• PROVIDED MATERIAL:
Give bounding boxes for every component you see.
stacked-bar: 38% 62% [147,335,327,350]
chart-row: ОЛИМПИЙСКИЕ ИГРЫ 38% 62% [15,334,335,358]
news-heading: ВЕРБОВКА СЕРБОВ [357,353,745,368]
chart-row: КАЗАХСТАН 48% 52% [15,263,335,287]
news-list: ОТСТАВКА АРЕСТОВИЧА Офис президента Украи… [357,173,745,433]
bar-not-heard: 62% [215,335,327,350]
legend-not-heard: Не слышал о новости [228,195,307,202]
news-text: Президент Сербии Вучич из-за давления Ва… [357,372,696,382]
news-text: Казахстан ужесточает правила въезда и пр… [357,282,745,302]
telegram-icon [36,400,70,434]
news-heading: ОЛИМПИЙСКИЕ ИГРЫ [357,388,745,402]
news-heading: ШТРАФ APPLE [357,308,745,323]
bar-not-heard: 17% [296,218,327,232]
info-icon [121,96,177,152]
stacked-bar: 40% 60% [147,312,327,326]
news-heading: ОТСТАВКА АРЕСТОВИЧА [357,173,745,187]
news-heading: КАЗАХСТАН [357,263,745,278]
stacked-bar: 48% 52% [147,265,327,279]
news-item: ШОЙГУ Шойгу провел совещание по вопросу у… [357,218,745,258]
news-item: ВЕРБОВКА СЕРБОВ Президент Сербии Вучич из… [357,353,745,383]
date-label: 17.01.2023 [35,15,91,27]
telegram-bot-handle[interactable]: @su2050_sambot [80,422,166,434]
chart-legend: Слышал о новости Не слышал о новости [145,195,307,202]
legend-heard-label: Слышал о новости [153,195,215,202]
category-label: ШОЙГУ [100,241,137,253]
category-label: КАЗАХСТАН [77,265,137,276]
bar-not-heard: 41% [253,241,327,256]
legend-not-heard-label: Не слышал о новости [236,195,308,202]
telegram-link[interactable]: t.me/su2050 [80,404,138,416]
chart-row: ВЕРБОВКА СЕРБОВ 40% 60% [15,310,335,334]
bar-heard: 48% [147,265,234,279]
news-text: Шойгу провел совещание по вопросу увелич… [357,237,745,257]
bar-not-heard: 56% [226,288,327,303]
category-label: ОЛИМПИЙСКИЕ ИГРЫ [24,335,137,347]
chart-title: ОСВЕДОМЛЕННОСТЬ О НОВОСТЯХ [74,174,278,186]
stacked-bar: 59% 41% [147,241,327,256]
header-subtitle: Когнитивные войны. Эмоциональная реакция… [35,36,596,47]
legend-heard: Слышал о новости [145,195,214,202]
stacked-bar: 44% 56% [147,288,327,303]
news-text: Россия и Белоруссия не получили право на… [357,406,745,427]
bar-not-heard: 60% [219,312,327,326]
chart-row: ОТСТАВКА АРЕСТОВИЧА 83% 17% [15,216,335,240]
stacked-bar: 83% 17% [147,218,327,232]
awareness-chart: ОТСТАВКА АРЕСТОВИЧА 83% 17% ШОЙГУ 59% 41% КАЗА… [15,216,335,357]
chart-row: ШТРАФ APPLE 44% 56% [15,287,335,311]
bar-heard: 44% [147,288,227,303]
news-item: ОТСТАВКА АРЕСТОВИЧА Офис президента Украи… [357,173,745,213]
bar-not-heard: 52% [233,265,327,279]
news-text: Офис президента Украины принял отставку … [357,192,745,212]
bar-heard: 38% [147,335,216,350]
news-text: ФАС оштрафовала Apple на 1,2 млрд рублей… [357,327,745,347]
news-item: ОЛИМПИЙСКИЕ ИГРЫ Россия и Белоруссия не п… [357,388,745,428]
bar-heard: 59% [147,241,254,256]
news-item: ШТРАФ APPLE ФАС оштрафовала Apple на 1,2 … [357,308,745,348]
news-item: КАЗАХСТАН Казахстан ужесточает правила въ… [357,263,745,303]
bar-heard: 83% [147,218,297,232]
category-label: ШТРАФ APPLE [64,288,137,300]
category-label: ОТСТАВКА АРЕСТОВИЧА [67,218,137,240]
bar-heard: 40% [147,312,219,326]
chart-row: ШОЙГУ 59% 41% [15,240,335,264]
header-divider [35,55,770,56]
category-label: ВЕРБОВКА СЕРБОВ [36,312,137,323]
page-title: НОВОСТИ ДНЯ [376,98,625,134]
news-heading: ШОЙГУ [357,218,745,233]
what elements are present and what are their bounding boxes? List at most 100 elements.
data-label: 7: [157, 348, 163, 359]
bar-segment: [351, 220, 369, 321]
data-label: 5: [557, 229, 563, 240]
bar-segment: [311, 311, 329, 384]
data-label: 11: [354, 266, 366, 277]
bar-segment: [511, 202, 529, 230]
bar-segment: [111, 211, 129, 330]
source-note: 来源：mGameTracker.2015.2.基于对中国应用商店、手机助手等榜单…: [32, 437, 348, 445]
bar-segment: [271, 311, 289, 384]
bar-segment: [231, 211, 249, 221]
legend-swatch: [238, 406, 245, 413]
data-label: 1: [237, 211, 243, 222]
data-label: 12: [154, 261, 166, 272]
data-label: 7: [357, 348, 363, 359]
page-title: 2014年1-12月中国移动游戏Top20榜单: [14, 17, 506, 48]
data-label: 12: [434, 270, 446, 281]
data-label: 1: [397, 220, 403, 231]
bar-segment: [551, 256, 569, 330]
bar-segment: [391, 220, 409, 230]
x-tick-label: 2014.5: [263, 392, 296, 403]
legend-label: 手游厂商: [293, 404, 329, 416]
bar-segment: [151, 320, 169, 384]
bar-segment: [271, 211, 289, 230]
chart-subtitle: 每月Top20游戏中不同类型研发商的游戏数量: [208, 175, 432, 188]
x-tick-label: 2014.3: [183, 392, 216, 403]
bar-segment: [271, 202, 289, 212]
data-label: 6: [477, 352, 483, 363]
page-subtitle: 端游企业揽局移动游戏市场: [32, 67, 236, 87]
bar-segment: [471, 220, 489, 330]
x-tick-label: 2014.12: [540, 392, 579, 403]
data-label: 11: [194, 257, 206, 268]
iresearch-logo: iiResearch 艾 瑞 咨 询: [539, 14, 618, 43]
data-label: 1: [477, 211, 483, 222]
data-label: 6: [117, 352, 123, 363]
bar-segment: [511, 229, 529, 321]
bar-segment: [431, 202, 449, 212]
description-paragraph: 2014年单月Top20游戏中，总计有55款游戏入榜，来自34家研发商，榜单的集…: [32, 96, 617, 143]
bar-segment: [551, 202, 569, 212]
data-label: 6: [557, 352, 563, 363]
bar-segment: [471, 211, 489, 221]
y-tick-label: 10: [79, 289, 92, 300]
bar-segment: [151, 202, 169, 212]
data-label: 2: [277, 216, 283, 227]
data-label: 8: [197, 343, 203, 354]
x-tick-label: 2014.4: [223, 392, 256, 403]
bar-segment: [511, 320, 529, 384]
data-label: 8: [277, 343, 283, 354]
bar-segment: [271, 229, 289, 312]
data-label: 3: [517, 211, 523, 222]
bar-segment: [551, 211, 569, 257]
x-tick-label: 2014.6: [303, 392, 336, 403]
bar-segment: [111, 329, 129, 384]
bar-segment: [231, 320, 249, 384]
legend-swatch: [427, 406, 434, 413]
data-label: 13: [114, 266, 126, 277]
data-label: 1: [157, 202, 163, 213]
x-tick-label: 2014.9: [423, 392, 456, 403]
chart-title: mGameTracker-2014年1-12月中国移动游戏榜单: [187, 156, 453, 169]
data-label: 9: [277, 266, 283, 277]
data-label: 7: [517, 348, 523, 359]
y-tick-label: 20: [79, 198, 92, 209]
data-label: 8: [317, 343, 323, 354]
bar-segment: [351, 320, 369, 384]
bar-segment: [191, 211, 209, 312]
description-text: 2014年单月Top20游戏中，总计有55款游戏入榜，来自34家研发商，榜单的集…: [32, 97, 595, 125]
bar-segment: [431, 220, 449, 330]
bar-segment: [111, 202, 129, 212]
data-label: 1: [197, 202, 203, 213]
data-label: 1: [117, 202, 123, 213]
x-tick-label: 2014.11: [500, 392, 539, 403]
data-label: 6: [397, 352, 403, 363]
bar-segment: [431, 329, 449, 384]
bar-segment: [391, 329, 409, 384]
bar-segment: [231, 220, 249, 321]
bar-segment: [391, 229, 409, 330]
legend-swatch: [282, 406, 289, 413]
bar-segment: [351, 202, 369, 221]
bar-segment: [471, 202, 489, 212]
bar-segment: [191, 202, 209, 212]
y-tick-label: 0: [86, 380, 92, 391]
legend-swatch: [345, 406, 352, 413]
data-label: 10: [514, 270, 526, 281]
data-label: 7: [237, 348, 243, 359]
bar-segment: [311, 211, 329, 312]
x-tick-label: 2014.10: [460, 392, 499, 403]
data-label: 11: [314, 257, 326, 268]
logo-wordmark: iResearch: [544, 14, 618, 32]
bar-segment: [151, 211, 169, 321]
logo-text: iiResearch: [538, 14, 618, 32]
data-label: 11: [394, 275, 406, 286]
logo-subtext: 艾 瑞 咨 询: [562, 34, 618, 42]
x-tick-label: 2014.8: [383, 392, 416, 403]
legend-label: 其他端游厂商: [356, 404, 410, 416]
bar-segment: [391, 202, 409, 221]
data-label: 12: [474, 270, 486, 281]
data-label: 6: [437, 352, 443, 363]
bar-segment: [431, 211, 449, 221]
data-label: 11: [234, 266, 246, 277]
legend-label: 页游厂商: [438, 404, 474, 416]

• WHAT TO WORK ON:
Can you reproduce, word for word, everything in the records above from the very first line down through the line containing "news-text: Президент Сербии", with both of those lines included?

• RIGHT ANSWER:
Give bounding boxes for every component you see.
stacked-bar: 38% 62% [147,335,327,350]
chart-row: ОЛИМПИЙСКИЕ ИГРЫ 38% 62% [15,334,335,358]
news-heading: ВЕРБОВКА СЕРБОВ [357,353,745,368]
chart-row: КАЗАХСТАН 48% 52% [15,263,335,287]
news-list: ОТСТАВКА АРЕСТОВИЧА Офис президента Украи… [357,173,745,433]
bar-not-heard: 62% [215,335,327,350]
legend-not-heard: Не слышал о новости [228,195,307,202]
news-text: Президент Сербии Вучич из-за давления Ва… [357,372,696,382]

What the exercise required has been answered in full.